▸ **WHAT NEEDS TO BE DONE**: Look through the material and copy each line holding "received".

——————

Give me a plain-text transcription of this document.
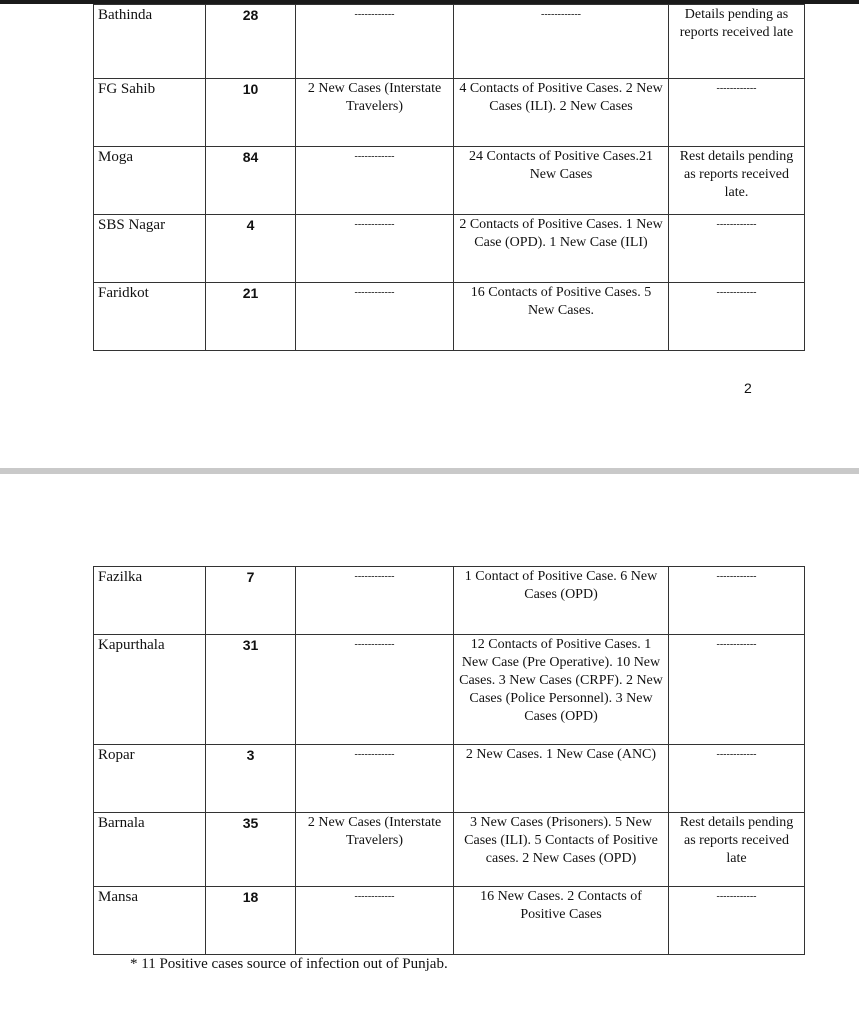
Bathinda	28	------------	------------	Details pending as reports received late
FG Sahib	10	2 New Cases (Interstate Travelers)	4 Contacts of Positive Cases. 2 New Cases (ILI). 2 New Cases	------------

Moga	84	------------	24 Contacts of Positive Cases.21 New Cases	Rest details pending as reports received late.
SBS Nagar	4	------------	2 Contacts of Positive Cases. 1 New Case (OPD). 1 New Case (ILI)	------------

Faridkot	21	------------	16 Contacts of Positive Cases. 5 New Cases.	------------
2
Fazilka	7	------------	1 Contact of Positive Case. 6 New Cases (OPD)	------------

Kapurthala	31	------------	12 Contacts of Positive Cases. 1 New Case (Pre Operative). 10 New Cases. 3 New Cases (CRPF). 2 New Cases (Police Personnel). 3 New Cases (OPD)	------------

Ropar	3	------------	2 New Cases. 1 New Case (ANC)	------------

Barnala	35	2 New Cases (Interstate Travelers)	3 New Cases (Prisoners). 5 New Cases (ILI). 5 Contacts of Positive cases. 2 New Cases (OPD)	Rest details pending as reports received late
Mansa	18	------------	16 New Cases. 2 Contacts of Positive Cases	------------
* 11 Positive cases source of infection out of Punjab.
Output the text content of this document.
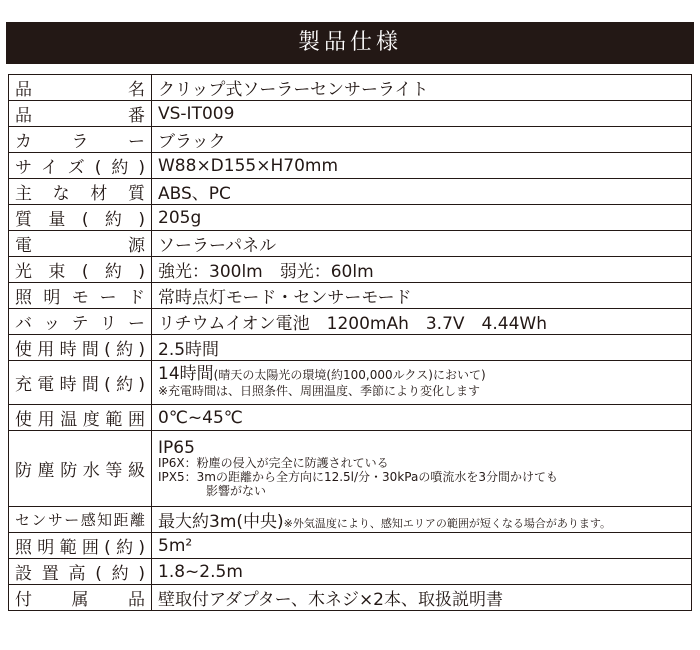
製品仕様
品名	クリップ式ソーラーセンサーライト
品番	VS-IT009
カラー	ブラック
サイズ(約)	W88×D155×H70mm
主な材質	ABS、PC
質量(約)	205g
電源	ソーラーパネル
光束(約)	強光：300lm　弱光：60lm
照明モード	常時点灯モード・センサーモード
バッテリー	リチウムイオン電池　1200mAh　3.7V　4.44Wh
使用時間(約)	2.5時間
充電時間(約)	14時間(晴天の太陽光の環境(約100,000ルクス)において)
※充電時間は、日照条件、周囲温度、季節により変化します

使用温度範囲	0℃~45℃
防塵防水等級	IP65
IP6X：粉塵の侵入が完全に防護されている
IPX5：3mの距離から全方向に12.5l/分・30kPaの噴流水を3分間かけても
影響がない

センサー感知距離	最大約3m(中央)※外気温度により、感知エリアの範囲が短くなる場合があります。
照明範囲(約)	5m²
設置高(約)	1.8~2.5m
付属品	壁取付アダプター、木ネジ×2本、取扱説明書
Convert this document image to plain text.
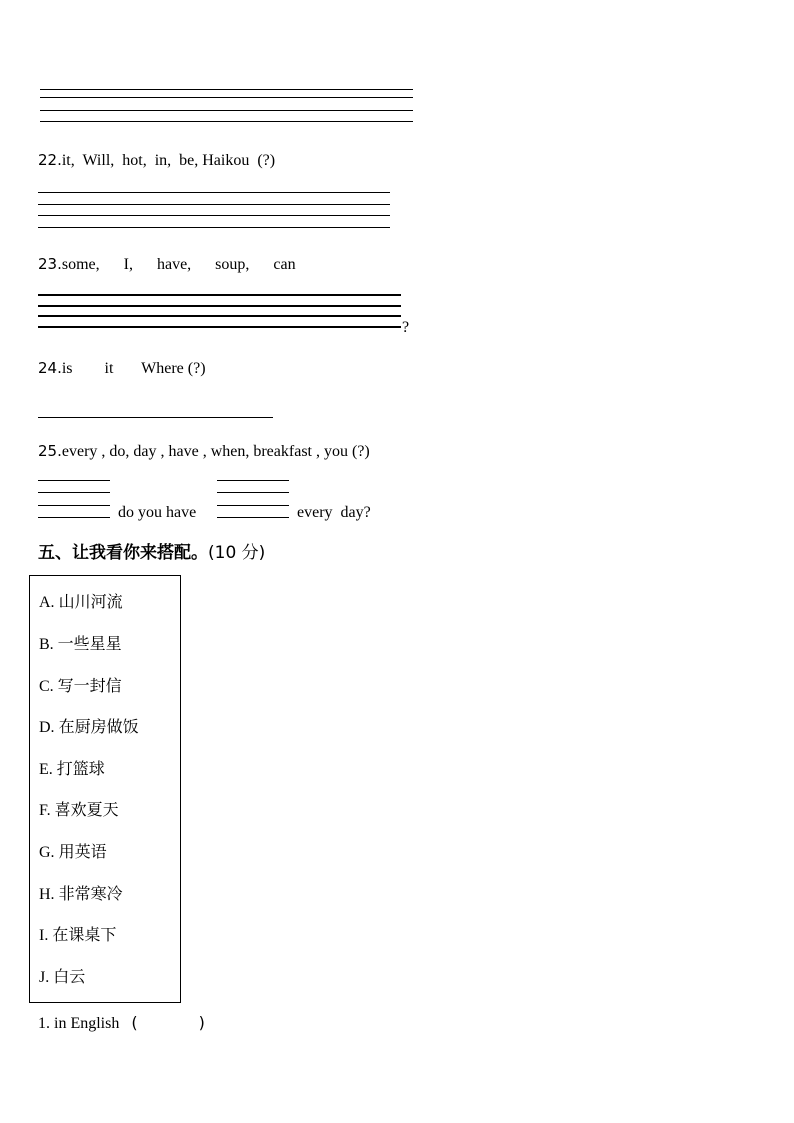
22.it,  Will,  hot,  in,  be, Haikou  (?)
23.some,      I,      have,      soup,      can
?
24.is        it       Where (?)
25.every , do, day , have , when, breakfast , you (?)
do you have	every  day?
五、让我看你来搭配。(10 分)
A. 山川河流
B. 一些星星
C. 写一封信
D. 在厨房做饭
E. 打篮球
F. 喜欢夏天
G. 用英语
H. 非常寒冷
I. 在课桌下
J. 白云
1. in English (            )
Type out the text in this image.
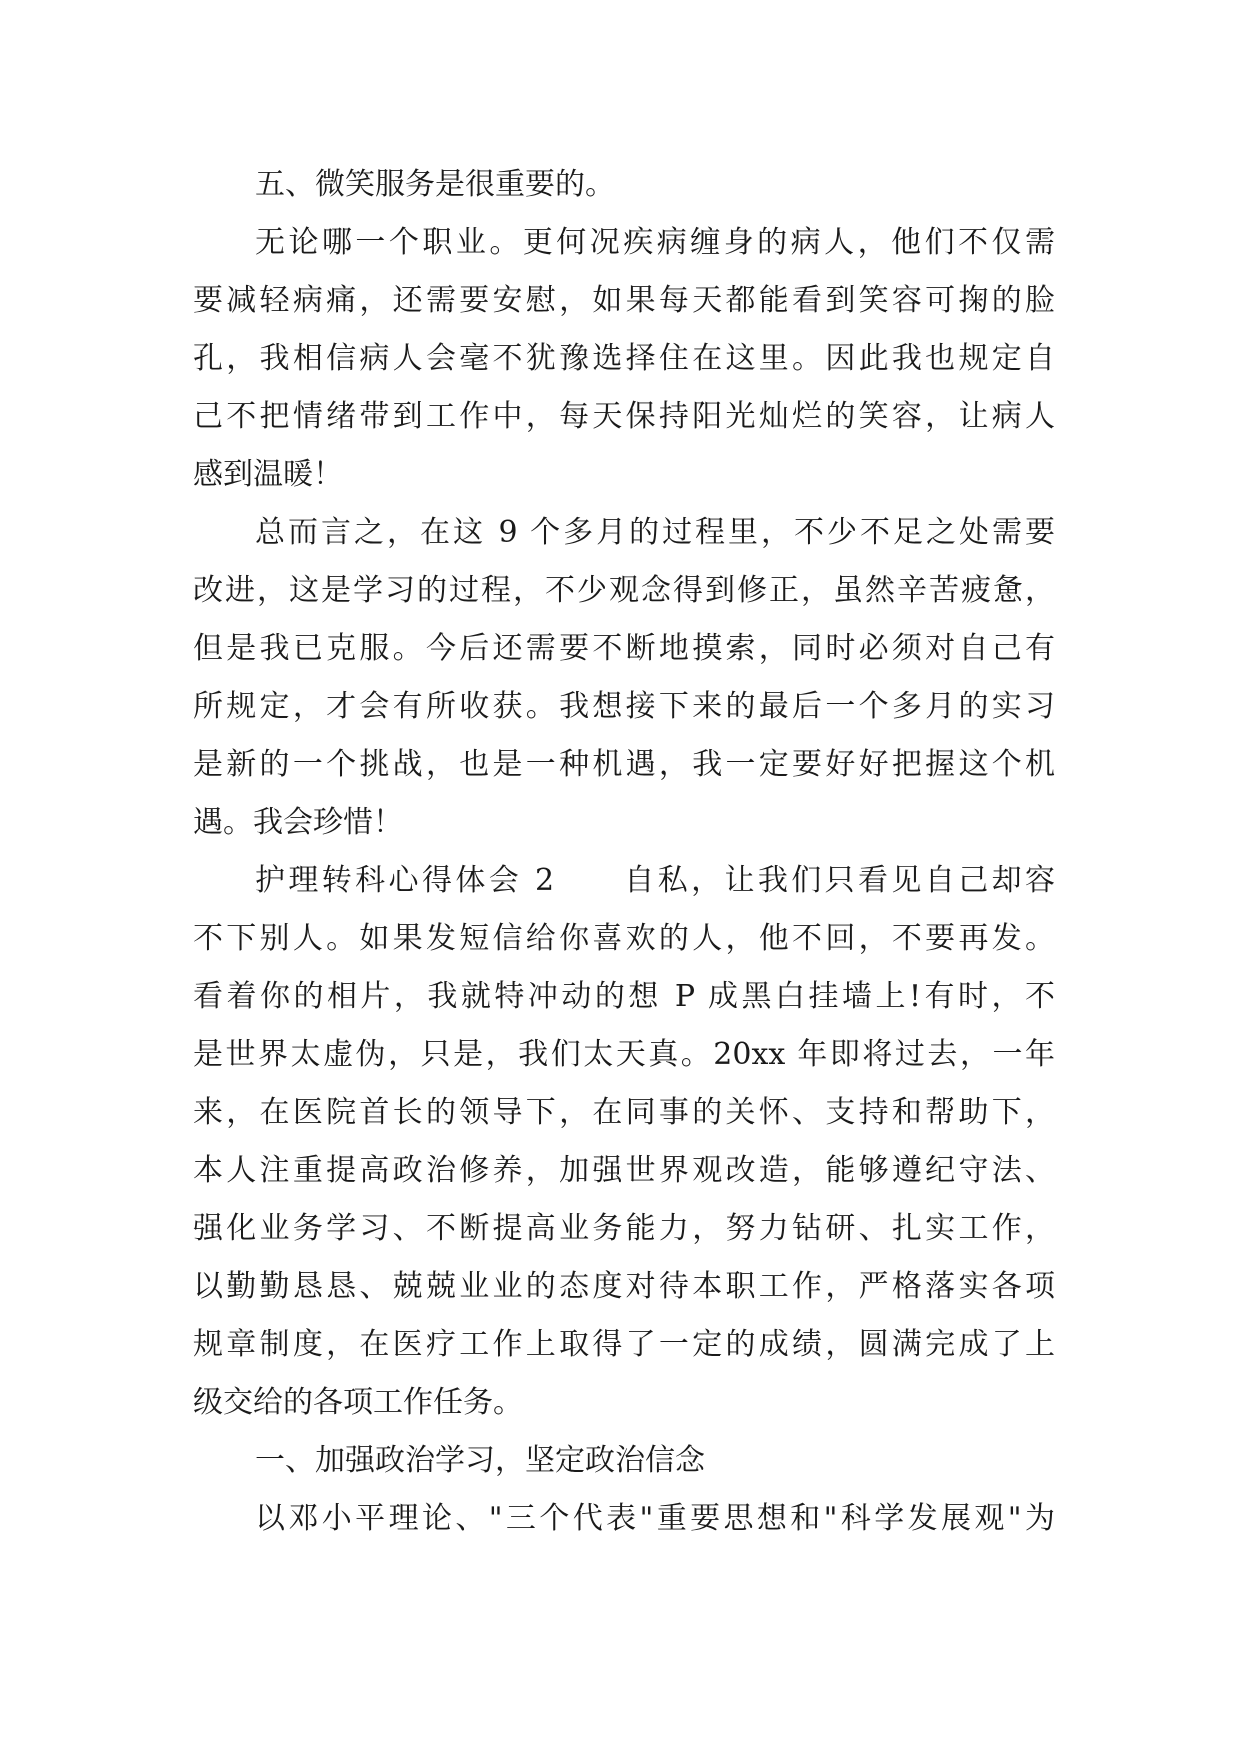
五、微笑服务是很重要的。
无论哪一个职业。更何况疾病缠身的病人，他们不仅需
要减轻病痛，还需要安慰，如果每天都能看到笑容可掬的脸
孔，我相信病人会毫不犹豫选择住在这里。因此我也规定自
己不把情绪带到工作中，每天保持阳光灿烂的笑容，让病人
感到温暖！
总而言之，在这 9 个多月的过程里，不少不足之处需要
改进，这是学习的过程，不少观念得到修正，虽然辛苦疲惫，
但是我已克服。今后还需要不断地摸索，同时必须对自己有
所规定，才会有所收获。我想接下来的最后一个多月的实习
是新的一个挑战，也是一种机遇，我一定要好好把握这个机
遇。我会珍惜！
护理转科心得体会 2　　自私，让我们只看见自己却容
不下别人。如果发短信给你喜欢的人，他不回，不要再发。
看着你的相片，我就特冲动的想 P 成黑白挂墙上!有时，不
是世界太虚伪，只是，我们太天真。20xx 年即将过去，一年
来，在医院首长的领导下，在同事的关怀、支持和帮助下，
本人注重提高政治修养，加强世界观改造，能够遵纪守法、
强化业务学习、不断提高业务能力，努力钻研、扎实工作，
以勤勤恳恳、兢兢业业的态度对待本职工作，严格落实各项
规章制度，在医疗工作上取得了一定的成绩，圆满完成了上
级交给的各项工作任务。
一、加强政治学习，坚定政治信念
以邓小平理论、"三个代表"重要思想和"科学发展观"为
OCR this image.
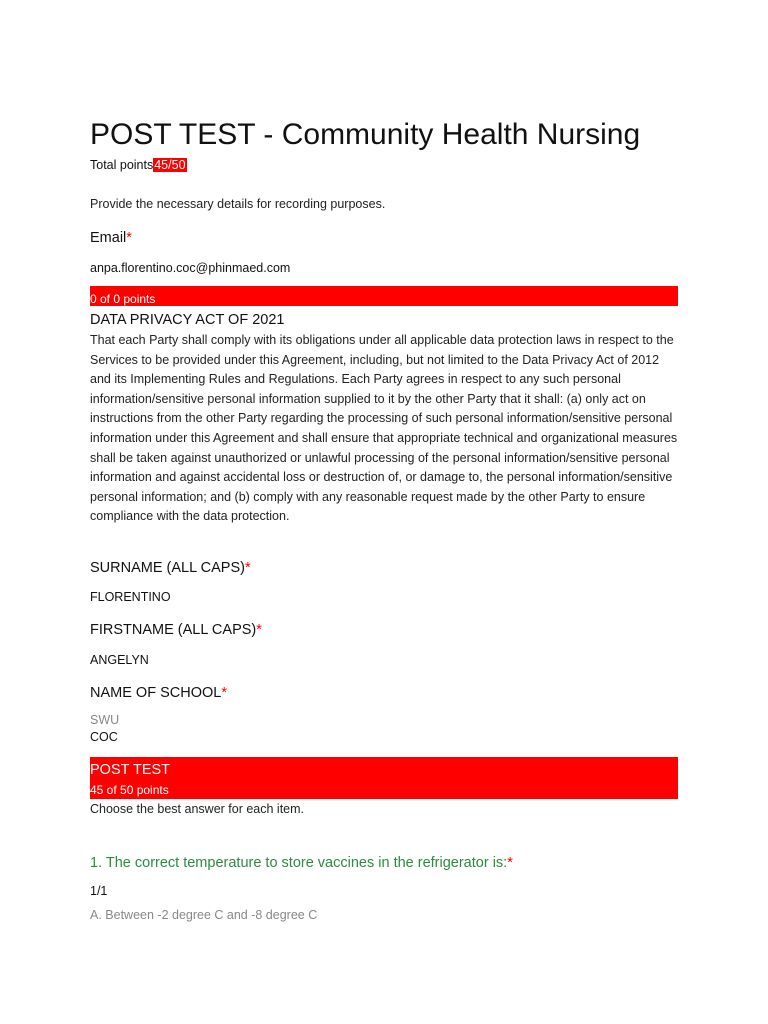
POST TEST - Community Health Nursing
Total points45/50
Provide the necessary details for recording purposes.
Email*
anpa.florentino.coc@phinmaed.com
0 of 0 points
DATA PRIVACY ACT OF 2021
That each Party shall comply with its obligations under all applicable data protection laws in respect to the Services to be provided under this Agreement, including, but not limited to the Data Privacy Act of 2012 and its Implementing Rules and Regulations. Each Party agrees in respect to any such personal information/sensitive personal information supplied to it by the other Party that it shall: (a) only act on instructions from the other Party regarding the processing of such personal information/sensitive personal information under this Agreement and shall ensure that appropriate technical and organizational measures shall be taken against unauthorized or unlawful processing of the personal information/sensitive personal information and against accidental loss or destruction of, or damage to, the personal information/sensitive personal information; and (b) comply with any reasonable request made by the other Party to ensure compliance with the data protection.
SURNAME (ALL CAPS)*
FLORENTINO
FIRSTNAME (ALL CAPS)*
ANGELYN
NAME OF SCHOOL*
SWU
COC
POST TEST
45 of 50 points
Choose the best answer for each item.
1. The correct temperature to store vaccines in the refrigerator is:*
1/1
A. Between -2 degree C and -8 degree C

——————

▸ **FINAL RESULT**:
Bathinda	28	------------	------------	Details pending as reports received late
Moga	84	------------	24 Contacts of Positive Cases.21 New Cases	Rest details pending as reports received late.
Barnala	35	2 New Cases (Interstate Travelers)	3 New Cases (Prisoners). 5 New Cases (ILI). 5 Contacts of Positive cases. 2 New Cases (OPD)	Rest details pending as reports received late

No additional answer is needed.